TO BE DONE:
Check every line below for the string "screenshot", and copy the lines that contain it.

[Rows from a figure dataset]

=-=-=-=-=

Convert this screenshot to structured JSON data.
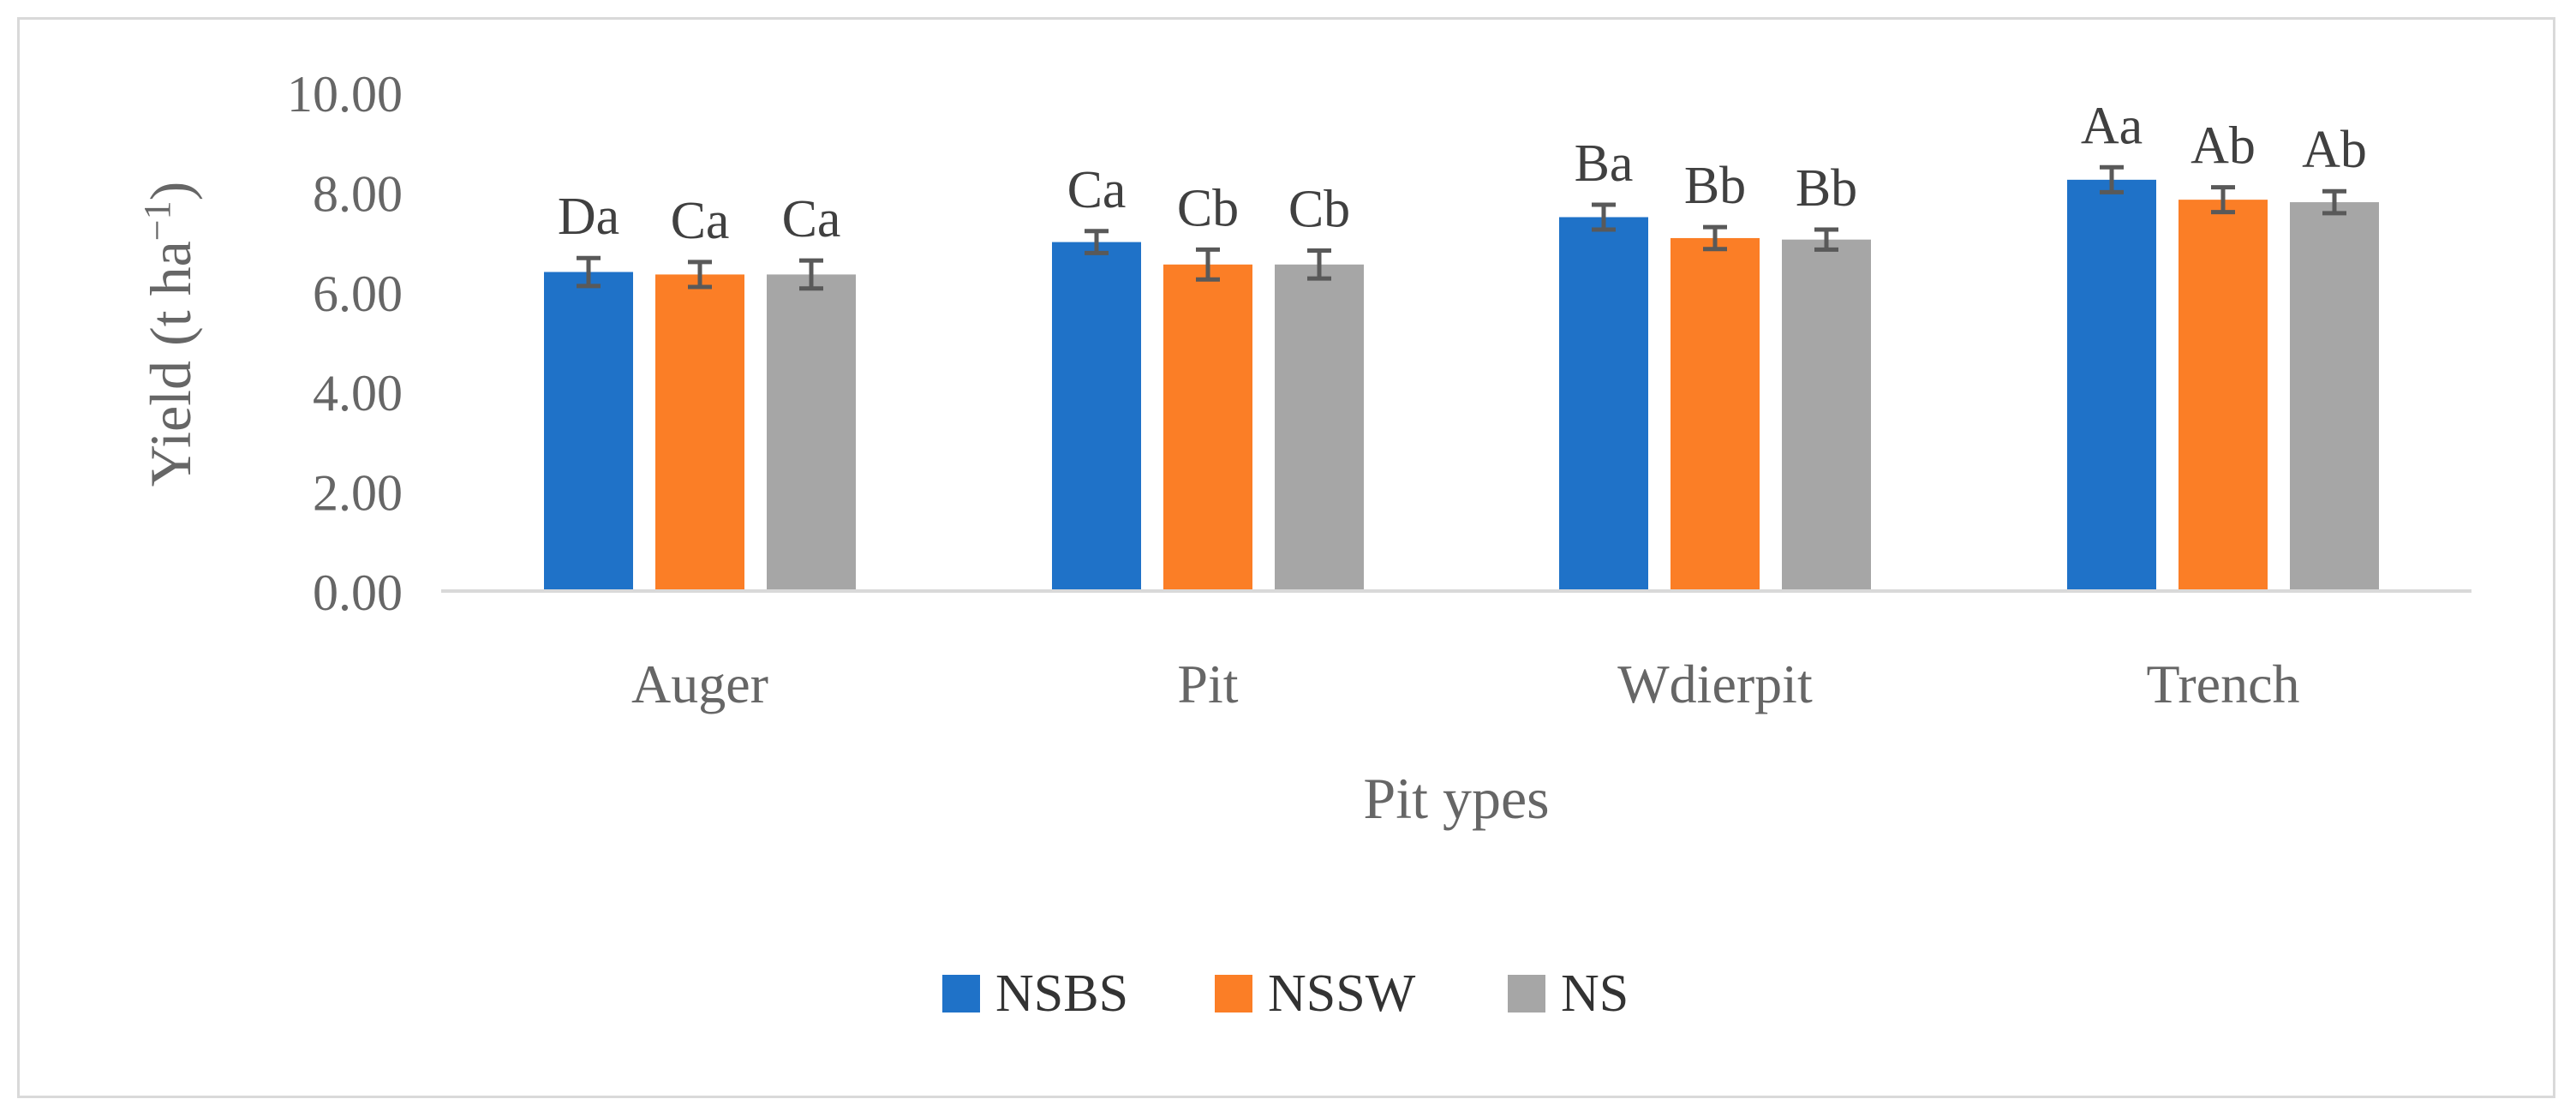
{
  "chart_data": {
    "type": "bar",
    "title": "",
    "xlabel": "Pit ypes",
    "ylabel": "Yield (t ha",
    "ylabel_superscript": "−1",
    "ylabel_close": ")",
    "categories": [
      "Auger",
      "Pit",
      "Wdierpit",
      "Trench"
    ],
    "ylim": [
      0,
      10
    ],
    "yticks": [
      "0.00",
      "2.00",
      "4.00",
      "6.00",
      "8.00",
      "10.00"
    ],
    "ytick_values": [
      0,
      2,
      4,
      6,
      8,
      10
    ],
    "grid": false,
    "legend_position": "bottom",
    "series": [
      {
        "name": "NSBS",
        "color": "#1f72c8",
        "values": [
          6.4,
          7.0,
          7.5,
          8.25
        ],
        "errors": [
          0.28,
          0.22,
          0.25,
          0.25
        ],
        "labels": [
          "Da",
          "Ca",
          "Ba",
          "Aa"
        ]
      },
      {
        "name": "NSSW",
        "color": "#fb7e26",
        "values": [
          6.35,
          6.55,
          7.08,
          7.85
        ],
        "errors": [
          0.25,
          0.3,
          0.22,
          0.25
        ],
        "labels": [
          "Ca",
          "Cb",
          "Bb",
          "Ab"
        ]
      },
      {
        "name": "NS",
        "color": "#a6a6a6",
        "values": [
          6.35,
          6.55,
          7.05,
          7.8
        ],
        "errors": [
          0.28,
          0.28,
          0.2,
          0.22
        ],
        "labels": [
          "Ca",
          "Cb",
          "Bb",
          "Ab"
        ]
      }
    ]
  }
}
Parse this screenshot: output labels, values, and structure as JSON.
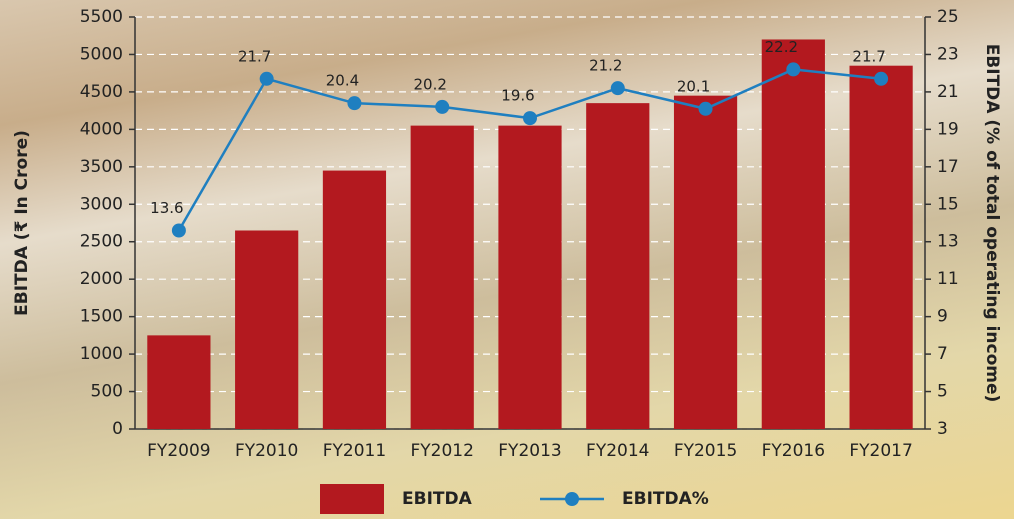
{
  "chart_data": {
    "type": "bar-line",
    "y_label": "EBITDA (₹ In Crore)",
    "y2_label": "EBITDA (% of total operating income)",
    "categories": [
      "FY2009",
      "FY2010",
      "FY2011",
      "FY2012",
      "FY2013",
      "FY2014",
      "FY2015",
      "FY2016",
      "FY2017"
    ],
    "series": [
      {
        "name": "EBITDA",
        "type": "bar",
        "color": "#b3191f",
        "values": [
          1250,
          2650,
          3450,
          4050,
          4050,
          4350,
          4450,
          5200,
          4850
        ]
      },
      {
        "name": "EBITDA%",
        "type": "line",
        "axis": "y2",
        "color": "#1f7fc0",
        "values": [
          13.6,
          21.7,
          20.4,
          20.2,
          19.6,
          21.2,
          20.1,
          22.2,
          21.7
        ]
      }
    ],
    "ylim": [
      0,
      5500
    ],
    "yticks": [
      0,
      500,
      1000,
      1500,
      2000,
      2500,
      3000,
      3500,
      4000,
      4500,
      5000,
      5500
    ],
    "y2lim": [
      3,
      25
    ],
    "y2ticks": [
      3,
      5,
      7,
      9,
      11,
      13,
      15,
      17,
      19,
      21,
      23,
      25
    ],
    "grid": true
  }
}
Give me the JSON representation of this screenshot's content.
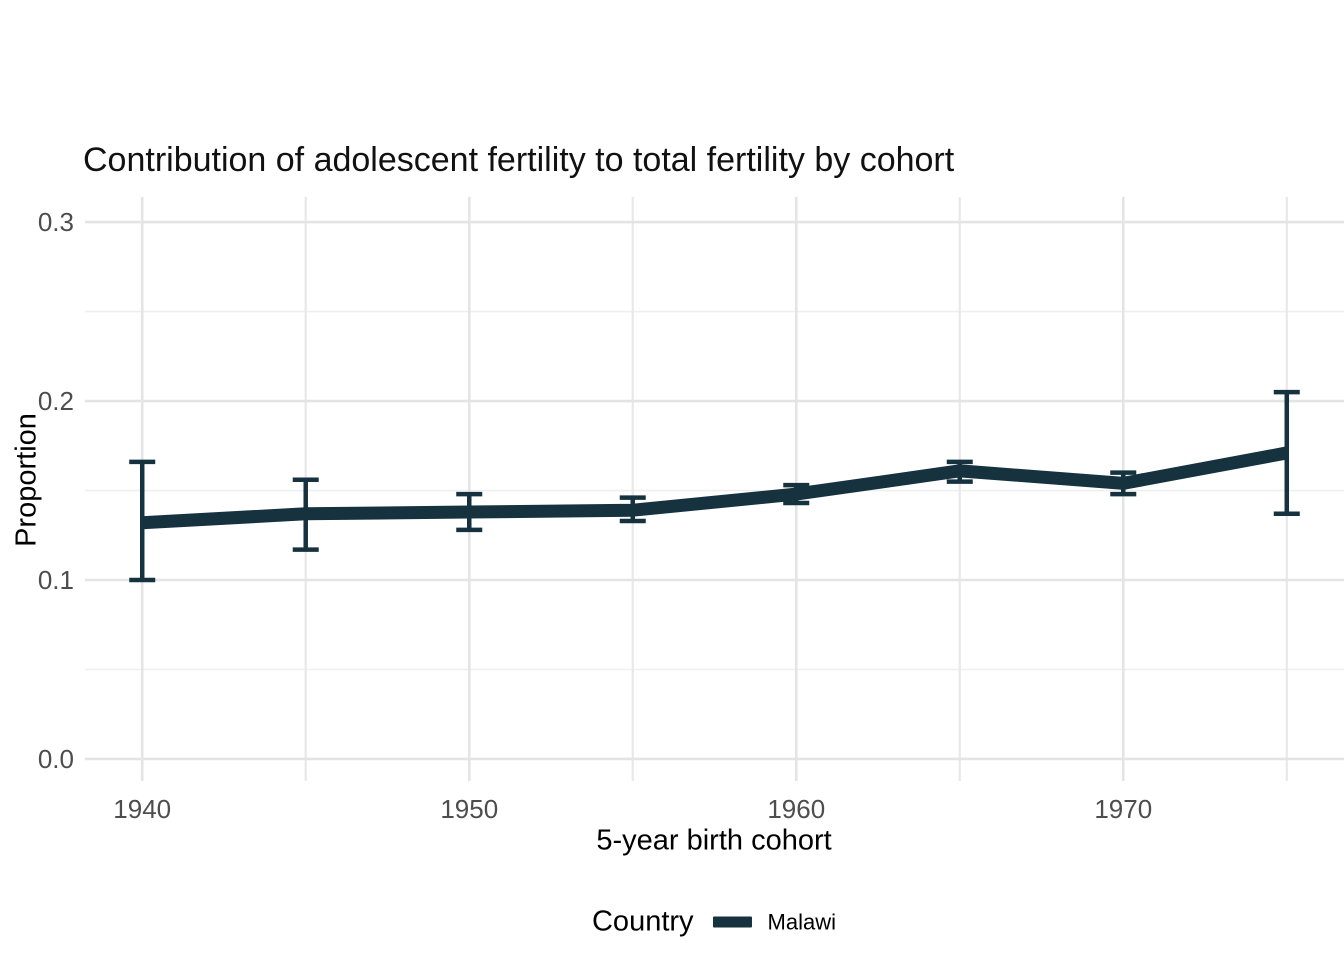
{
  "title": "Contribution of adolescent fertility to total fertility by cohort",
  "x_axis": {
    "label": "5-year birth cohort",
    "tick_labels": [
      "1940",
      "1950",
      "1960",
      "1970"
    ]
  },
  "y_axis": {
    "label": "Proportion",
    "tick_labels": [
      "0.0",
      "0.1",
      "0.2",
      "0.3"
    ]
  },
  "legend": {
    "title": "Country",
    "items": [
      {
        "label": "Malawi",
        "color": "#16323E"
      }
    ]
  },
  "colors": {
    "line": "#16323E",
    "grid_major": "#E4E4E4",
    "grid_minor_h": "#EFEFEF",
    "grid_minor_v": "#E8E8E8",
    "tick_text": "#4D4D4D",
    "background": "#FFFFFF"
  },
  "chart_data": {
    "type": "line",
    "title": "Contribution of adolescent fertility to total fertility by cohort",
    "xlabel": "5-year birth cohort",
    "ylabel": "Proportion",
    "x": [
      1940,
      1945,
      1950,
      1955,
      1960,
      1965,
      1970,
      1975
    ],
    "series": [
      {
        "name": "Malawi",
        "color": "#16323E",
        "values": [
          0.132,
          0.137,
          0.138,
          0.139,
          0.148,
          0.161,
          0.154,
          0.171
        ],
        "ci_lower": [
          0.1,
          0.117,
          0.128,
          0.133,
          0.143,
          0.155,
          0.148,
          0.137
        ],
        "ci_upper": [
          0.166,
          0.156,
          0.148,
          0.146,
          0.153,
          0.166,
          0.16,
          0.205
        ]
      }
    ],
    "xlim": [
      1938.25,
      1976.75
    ],
    "ylim": [
      -0.0123,
      0.314
    ],
    "x_major_ticks": [
      1940,
      1950,
      1960,
      1970
    ],
    "x_minor_ticks": [
      1945,
      1955,
      1965,
      1975
    ],
    "y_major_ticks": [
      0.0,
      0.1,
      0.2,
      0.3
    ],
    "y_minor_ticks": [
      0.05,
      0.15,
      0.25
    ],
    "error_bars": true,
    "grid": true,
    "legend_position": "bottom"
  }
}
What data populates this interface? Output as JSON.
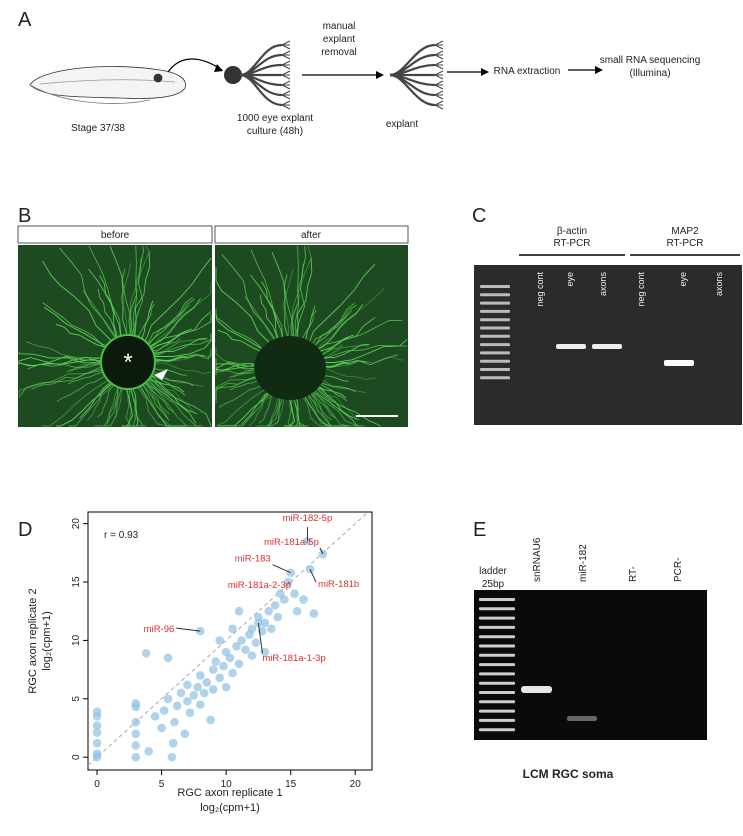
{
  "panel_a": {
    "label": "A",
    "stage": "Stage 37/38",
    "culture": [
      "1000 eye explant",
      "culture (48h)"
    ],
    "removal": [
      "manual",
      "explant",
      "removal"
    ],
    "explant": "explant",
    "extraction": "RNA extraction",
    "sequencing": [
      "small RNA sequencing",
      "(Illumina)"
    ]
  },
  "panel_b": {
    "label": "B",
    "before": "before",
    "after": "after"
  },
  "panel_c": {
    "label": "C",
    "groups": [
      {
        "name": [
          "β-actin",
          "RT-PCR"
        ],
        "lanes": [
          "neg cont",
          "eye",
          "axons"
        ]
      },
      {
        "name": [
          "MAP2",
          "RT-PCR"
        ],
        "lanes": [
          "neg cont",
          "eye",
          "axons"
        ]
      }
    ]
  },
  "chart_data": {
    "type": "scatter",
    "panel_label": "D",
    "stat_label": "r = 0.93",
    "x_label": [
      "RGC axon replicate 1",
      "log₂(cpm+1)"
    ],
    "y_label": [
      "RGC axon replicate 2",
      "log₂(cpm+1)"
    ],
    "color": "#8fc1e3",
    "x": [
      0,
      0,
      0,
      0,
      0,
      0,
      0,
      3,
      3,
      3,
      3,
      3,
      3,
      3.8,
      4,
      4.5,
      5,
      5.2,
      5.5,
      5.8,
      5.9,
      6,
      6.2,
      6.5,
      6.8,
      7,
      7,
      7.2,
      7.5,
      7.8,
      8,
      8,
      8.3,
      8.5,
      8.8,
      9,
      9,
      9.2,
      9.5,
      9.8,
      10,
      10,
      10.3,
      10.5,
      10.8,
      11,
      11.2,
      11.5,
      11.8,
      12,
      12,
      12.3,
      12.5,
      12.8,
      13,
      13,
      13.3,
      13.5,
      13.8,
      14,
      14.2,
      14.5,
      14.8,
      15,
      15.3,
      15.5,
      16,
      16.3,
      16.5,
      16.8,
      17.5,
      8,
      12.5,
      5.5,
      10.5,
      11,
      9.5
    ],
    "values": [
      0,
      0.3,
      1.2,
      2.1,
      2.7,
      3.5,
      3.9,
      0,
      1,
      2,
      3,
      4.3,
      4.6,
      8.9,
      0.5,
      3.5,
      2.5,
      4,
      5,
      0,
      1.2,
      3,
      4.4,
      5.5,
      2,
      4.8,
      6.2,
      3.8,
      5.3,
      6,
      4.5,
      7,
      5.5,
      6.4,
      3.2,
      7.5,
      5.8,
      8.2,
      6.8,
      7.8,
      9,
      6,
      8.5,
      7.2,
      9.5,
      8,
      10,
      9.2,
      10.5,
      8.7,
      11,
      9.8,
      12,
      10.8,
      11.5,
      9,
      12.5,
      11,
      13,
      12,
      14,
      13.5,
      15,
      15.8,
      14,
      12.5,
      13.5,
      18.5,
      16.1,
      12.3,
      17.4,
      10.8,
      11.5,
      8.5,
      11,
      12.5,
      10
    ],
    "annotations": [
      {
        "text": "miR-182-5p",
        "x": 16.3,
        "y": 18.5
      },
      {
        "text": "miR-181a-5p",
        "x": 17.5,
        "y": 17.4
      },
      {
        "text": "miR-183",
        "x": 15,
        "y": 15.8
      },
      {
        "text": "miR-181a-2-3p",
        "x": 14.8,
        "y": 15
      },
      {
        "text": "miR-181b",
        "x": 16.5,
        "y": 16.1
      },
      {
        "text": "miR-96",
        "x": 8,
        "y": 10.8
      },
      {
        "text": "miR-181a-1-3p",
        "x": 12.5,
        "y": 11.5
      }
    ],
    "annotation_color": "#d9312b",
    "xlim": [
      -0.7,
      21.3
    ],
    "ylim": [
      -1.1,
      21
    ],
    "xticks": [
      0,
      5,
      10,
      15,
      20
    ],
    "yticks": [
      0,
      5,
      10,
      15,
      20
    ]
  },
  "panel_e": {
    "label": "E",
    "ladder": [
      "ladder",
      "25bp"
    ],
    "lanes": [
      "snRNAU6",
      "miR-182",
      "RT-",
      "PCR-"
    ],
    "caption": "LCM RGC soma"
  }
}
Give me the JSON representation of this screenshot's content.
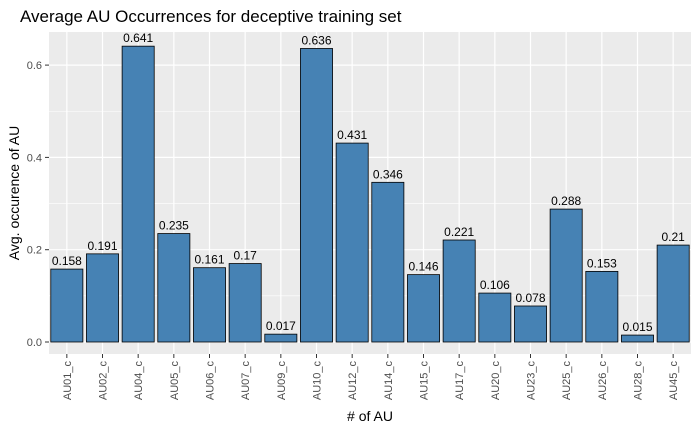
{
  "chart_data": {
    "type": "bar",
    "title": "Average AU Occurrences for deceptive training set",
    "xlabel": "# of AU",
    "ylabel": "Avg. occurence of AU",
    "categories": [
      "AU01_c",
      "AU02_c",
      "AU04_c",
      "AU05_c",
      "AU06_c",
      "AU07_c",
      "AU09_c",
      "AU10_c",
      "AU12_c",
      "AU14_c",
      "AU15_c",
      "AU17_c",
      "AU20_c",
      "AU23_c",
      "AU25_c",
      "AU26_c",
      "AU28_c",
      "AU45_c"
    ],
    "values": [
      0.158,
      0.191,
      0.641,
      0.235,
      0.161,
      0.17,
      0.017,
      0.636,
      0.431,
      0.346,
      0.146,
      0.221,
      0.106,
      0.078,
      0.288,
      0.153,
      0.015,
      0.21
    ],
    "data_labels": [
      "0.158",
      "0.191",
      "0.641",
      "0.235",
      "0.161",
      "0.17",
      "0.017",
      "0.636",
      "0.431",
      "0.346",
      "0.146",
      "0.221",
      "0.106",
      "0.078",
      "0.288",
      "0.153",
      "0.015",
      "0.21"
    ],
    "yticks": [
      "0.0",
      "0.2",
      "0.4",
      "0.6"
    ],
    "ylim": [
      0,
      0.675
    ],
    "grid": true,
    "legend": "none",
    "colors": {
      "bar_fill": "#4682b4",
      "bar_stroke": "#000000",
      "panel": "#ebebeb",
      "grid": "#ffffff"
    }
  }
}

=-=-=-=-=

ANSWER TO THE PROBLEM:
Convert this screenshot to structured JSON data.
Parse this screenshot: output labels, values, and structure as JSON.
Give me the JSON representation of this screenshot's content.
Give me the JSON representation of this screenshot's content.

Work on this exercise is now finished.